Record set:
══════════════════════════════
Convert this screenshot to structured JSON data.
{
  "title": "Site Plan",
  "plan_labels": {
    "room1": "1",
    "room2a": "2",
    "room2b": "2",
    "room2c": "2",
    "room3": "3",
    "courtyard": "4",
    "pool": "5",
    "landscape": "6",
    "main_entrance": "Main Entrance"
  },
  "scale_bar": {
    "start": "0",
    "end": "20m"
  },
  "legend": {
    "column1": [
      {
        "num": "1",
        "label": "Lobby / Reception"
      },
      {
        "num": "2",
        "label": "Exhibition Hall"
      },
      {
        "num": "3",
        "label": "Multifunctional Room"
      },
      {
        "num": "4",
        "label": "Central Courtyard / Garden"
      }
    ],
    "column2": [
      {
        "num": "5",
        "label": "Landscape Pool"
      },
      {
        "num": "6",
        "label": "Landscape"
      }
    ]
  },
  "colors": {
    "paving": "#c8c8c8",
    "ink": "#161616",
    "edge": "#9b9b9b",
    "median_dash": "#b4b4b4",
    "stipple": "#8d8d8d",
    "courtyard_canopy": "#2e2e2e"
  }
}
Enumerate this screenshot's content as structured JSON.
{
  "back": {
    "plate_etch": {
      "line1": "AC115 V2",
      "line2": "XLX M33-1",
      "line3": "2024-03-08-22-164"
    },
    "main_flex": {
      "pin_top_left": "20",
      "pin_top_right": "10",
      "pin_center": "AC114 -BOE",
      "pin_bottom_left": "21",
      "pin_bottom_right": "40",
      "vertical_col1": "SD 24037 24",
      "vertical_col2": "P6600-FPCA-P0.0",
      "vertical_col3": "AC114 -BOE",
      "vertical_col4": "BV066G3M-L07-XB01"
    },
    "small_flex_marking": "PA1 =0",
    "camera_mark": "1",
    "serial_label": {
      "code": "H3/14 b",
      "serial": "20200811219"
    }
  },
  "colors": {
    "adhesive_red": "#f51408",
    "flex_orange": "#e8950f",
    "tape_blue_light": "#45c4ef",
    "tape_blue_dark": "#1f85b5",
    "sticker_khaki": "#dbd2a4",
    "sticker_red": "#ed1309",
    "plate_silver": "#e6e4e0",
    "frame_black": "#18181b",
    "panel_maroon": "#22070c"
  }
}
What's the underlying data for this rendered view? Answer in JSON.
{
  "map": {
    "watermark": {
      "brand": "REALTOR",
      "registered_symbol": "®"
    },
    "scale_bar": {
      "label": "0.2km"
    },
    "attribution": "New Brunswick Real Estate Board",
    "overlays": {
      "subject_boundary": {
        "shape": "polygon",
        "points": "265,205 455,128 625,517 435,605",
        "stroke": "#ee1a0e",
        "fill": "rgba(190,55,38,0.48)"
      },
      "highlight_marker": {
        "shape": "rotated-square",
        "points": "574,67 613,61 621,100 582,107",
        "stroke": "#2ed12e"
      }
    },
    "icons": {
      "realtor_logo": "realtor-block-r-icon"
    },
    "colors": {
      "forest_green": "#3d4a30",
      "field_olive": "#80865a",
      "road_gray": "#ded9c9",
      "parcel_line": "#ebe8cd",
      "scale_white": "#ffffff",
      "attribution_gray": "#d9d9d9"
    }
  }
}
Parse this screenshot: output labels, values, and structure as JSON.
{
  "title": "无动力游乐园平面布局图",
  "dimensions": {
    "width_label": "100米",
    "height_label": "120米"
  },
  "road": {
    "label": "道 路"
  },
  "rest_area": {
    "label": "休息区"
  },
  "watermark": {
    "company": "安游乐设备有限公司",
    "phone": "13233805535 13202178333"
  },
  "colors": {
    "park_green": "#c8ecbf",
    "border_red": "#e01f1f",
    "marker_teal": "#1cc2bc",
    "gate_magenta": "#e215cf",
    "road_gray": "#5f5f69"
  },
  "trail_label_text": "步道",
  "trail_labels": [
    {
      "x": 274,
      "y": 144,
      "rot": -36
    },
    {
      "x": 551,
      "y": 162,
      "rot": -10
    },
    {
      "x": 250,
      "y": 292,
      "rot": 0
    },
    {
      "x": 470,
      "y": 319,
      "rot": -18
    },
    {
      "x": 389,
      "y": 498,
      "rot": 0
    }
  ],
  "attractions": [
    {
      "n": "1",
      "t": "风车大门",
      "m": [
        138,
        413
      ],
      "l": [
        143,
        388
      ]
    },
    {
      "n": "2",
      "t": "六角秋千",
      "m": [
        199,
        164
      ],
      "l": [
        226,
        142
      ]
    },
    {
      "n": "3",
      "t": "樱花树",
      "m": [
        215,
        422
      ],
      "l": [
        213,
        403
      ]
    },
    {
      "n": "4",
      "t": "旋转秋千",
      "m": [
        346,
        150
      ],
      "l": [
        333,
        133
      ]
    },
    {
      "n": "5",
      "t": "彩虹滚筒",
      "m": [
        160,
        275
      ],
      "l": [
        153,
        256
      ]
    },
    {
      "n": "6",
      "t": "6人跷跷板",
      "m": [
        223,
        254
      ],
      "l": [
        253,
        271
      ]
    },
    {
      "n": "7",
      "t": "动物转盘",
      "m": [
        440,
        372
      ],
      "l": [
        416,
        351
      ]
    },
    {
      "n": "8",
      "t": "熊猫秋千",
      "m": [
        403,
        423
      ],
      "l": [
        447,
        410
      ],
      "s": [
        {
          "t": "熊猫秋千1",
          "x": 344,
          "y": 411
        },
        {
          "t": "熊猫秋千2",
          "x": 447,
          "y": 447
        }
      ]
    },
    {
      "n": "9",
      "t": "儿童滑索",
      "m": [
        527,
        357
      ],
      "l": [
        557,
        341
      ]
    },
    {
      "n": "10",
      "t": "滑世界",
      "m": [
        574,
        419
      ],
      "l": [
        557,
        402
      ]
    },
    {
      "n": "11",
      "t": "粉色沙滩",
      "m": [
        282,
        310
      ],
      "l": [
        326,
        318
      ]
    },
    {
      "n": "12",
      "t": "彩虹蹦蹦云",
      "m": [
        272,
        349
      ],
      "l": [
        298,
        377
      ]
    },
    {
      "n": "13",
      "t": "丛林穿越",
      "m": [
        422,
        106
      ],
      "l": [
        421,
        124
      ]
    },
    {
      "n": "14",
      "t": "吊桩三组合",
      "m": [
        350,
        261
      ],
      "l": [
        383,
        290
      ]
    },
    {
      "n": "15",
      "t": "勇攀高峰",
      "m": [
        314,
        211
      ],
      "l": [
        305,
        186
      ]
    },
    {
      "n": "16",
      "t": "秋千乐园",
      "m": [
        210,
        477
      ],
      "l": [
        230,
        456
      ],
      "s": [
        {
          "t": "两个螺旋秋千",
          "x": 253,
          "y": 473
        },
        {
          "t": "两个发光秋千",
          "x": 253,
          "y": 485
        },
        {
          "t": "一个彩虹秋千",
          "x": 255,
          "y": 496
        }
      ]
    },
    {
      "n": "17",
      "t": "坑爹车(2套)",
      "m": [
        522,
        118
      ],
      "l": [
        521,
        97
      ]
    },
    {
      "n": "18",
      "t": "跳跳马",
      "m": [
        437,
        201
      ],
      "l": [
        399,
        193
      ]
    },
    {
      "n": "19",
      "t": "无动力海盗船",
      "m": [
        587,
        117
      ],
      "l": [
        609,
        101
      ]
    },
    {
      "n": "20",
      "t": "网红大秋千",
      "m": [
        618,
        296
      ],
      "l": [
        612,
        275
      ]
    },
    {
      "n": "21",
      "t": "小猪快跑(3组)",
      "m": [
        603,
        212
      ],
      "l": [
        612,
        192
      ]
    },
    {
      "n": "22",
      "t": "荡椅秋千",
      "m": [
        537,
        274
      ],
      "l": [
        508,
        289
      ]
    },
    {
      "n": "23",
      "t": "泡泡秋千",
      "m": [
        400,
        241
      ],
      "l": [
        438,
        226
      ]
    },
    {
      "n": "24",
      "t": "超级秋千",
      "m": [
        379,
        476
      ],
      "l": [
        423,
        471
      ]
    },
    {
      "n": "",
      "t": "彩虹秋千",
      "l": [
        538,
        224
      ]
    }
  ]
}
══════════════════════════════
Work instructions:
Every line that holds the string "data" should be returned.

Solution for this exercise:
Convert this screenshot to structured JSON data.
What's the underlying data for this rendered view? Answer in JSON.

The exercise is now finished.